--- Start ---

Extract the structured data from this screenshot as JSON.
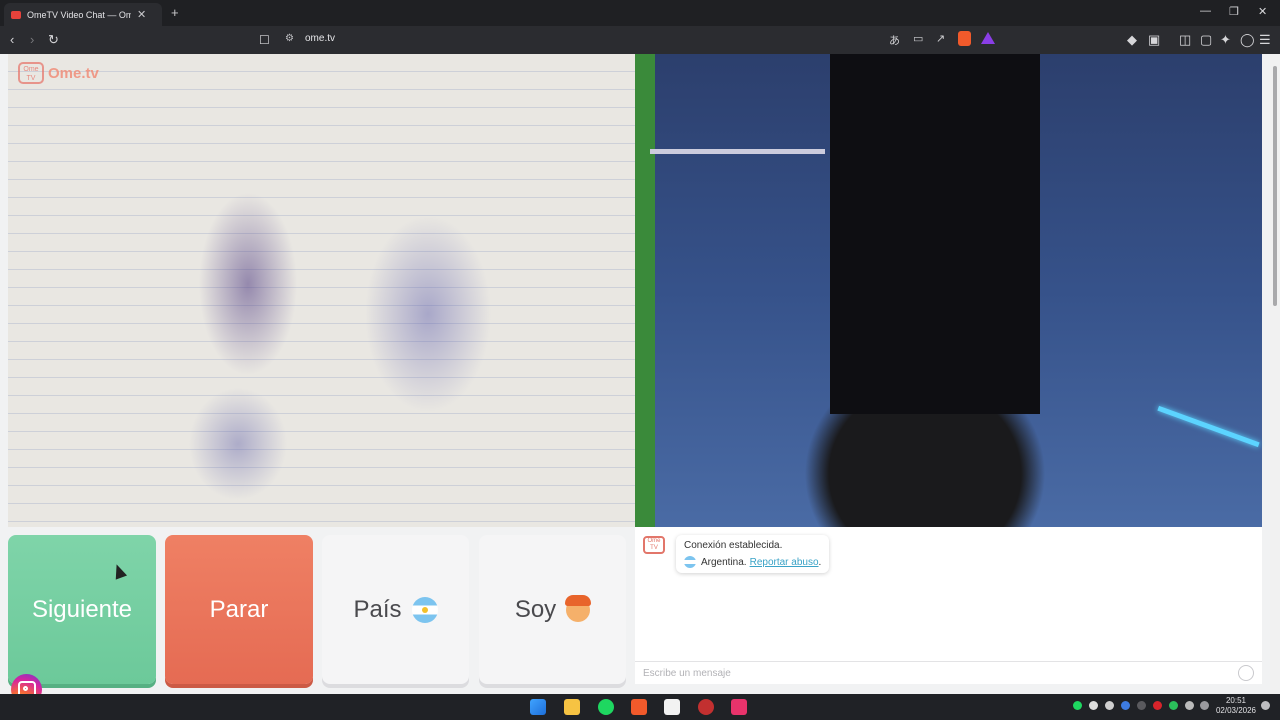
{
  "browser": {
    "tab_title": "OmeTV Video Chat — Omegle",
    "tab_close": "✕",
    "new_tab": "+",
    "window_controls": [
      "—",
      "❐",
      "✕"
    ],
    "url": "ome.tv",
    "icons": [
      "back-icon",
      "forward-icon",
      "reload-icon",
      "bookmark-icon",
      "site-info-icon",
      "translate-icon",
      "cast-icon",
      "share-icon",
      "brave-shields-icon",
      "brave-rewards-icon",
      "extensions-icon",
      "sidebar-icon",
      "wallet-icon",
      "leo-icon",
      "vpn-icon",
      "menu-icon"
    ]
  },
  "page": {
    "logo_badge": "Ome TV",
    "logo_text": "Ome.tv",
    "buttons": {
      "next": "Siguiente",
      "stop": "Parar",
      "country": "País",
      "gender": "Soy"
    },
    "chat": {
      "logo_badge": "Ome TV",
      "connection": "Conexión establecida.",
      "country": "Argentina.",
      "report": "Reportar abuso",
      "report_suffix": ".",
      "message_placeholder": "Escribe un mensaje"
    },
    "colors": {
      "next": "#7fd4a9",
      "stop": "#ef8064",
      "link": "#3aa3c7"
    }
  },
  "taskbar": {
    "clock_time": "20:51",
    "clock_date": "02/03/2026",
    "apps": [
      "windows-start-icon",
      "file-explorer-icon",
      "spotify-icon",
      "brave-icon",
      "capcut-icon",
      "app-icon",
      "tiktok-icon"
    ]
  }
}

--- End ---

* _Goal_: Copy every record above exactly, leaving out any pictures.

* _Answer_:
Extract the structured data from this screenshot as JSON.
{
  "browser": {
    "tab_title": "OmeTV Video Chat — Omegle",
    "tab_close": "✕",
    "new_tab": "+",
    "window_controls": [
      "—",
      "❐",
      "✕"
    ],
    "url": "ome.tv",
    "icons": [
      "back-icon",
      "forward-icon",
      "reload-icon",
      "bookmark-icon",
      "site-info-icon",
      "translate-icon",
      "cast-icon",
      "share-icon",
      "brave-shields-icon",
      "brave-rewards-icon",
      "extensions-icon",
      "sidebar-icon",
      "wallet-icon",
      "leo-icon",
      "vpn-icon",
      "menu-icon"
    ]
  },
  "page": {
    "logo_badge": "Ome TV",
    "logo_text": "Ome.tv",
    "buttons": {
      "next": "Siguiente",
      "stop": "Parar",
      "country": "País",
      "gender": "Soy"
    },
    "chat": {
      "logo_badge": "Ome TV",
      "connection": "Conexión establecida.",
      "country": "Argentina.",
      "report": "Reportar abuso",
      "report_suffix": ".",
      "message_placeholder": "Escribe un mensaje"
    },
    "colors": {
      "next": "#7fd4a9",
      "stop": "#ef8064",
      "link": "#3aa3c7"
    }
  },
  "taskbar": {
    "clock_time": "20:51",
    "clock_date": "02/03/2026",
    "apps": [
      "windows-start-icon",
      "file-explorer-icon",
      "spotify-icon",
      "brave-icon",
      "capcut-icon",
      "app-icon",
      "tiktok-icon"
    ]
  }
}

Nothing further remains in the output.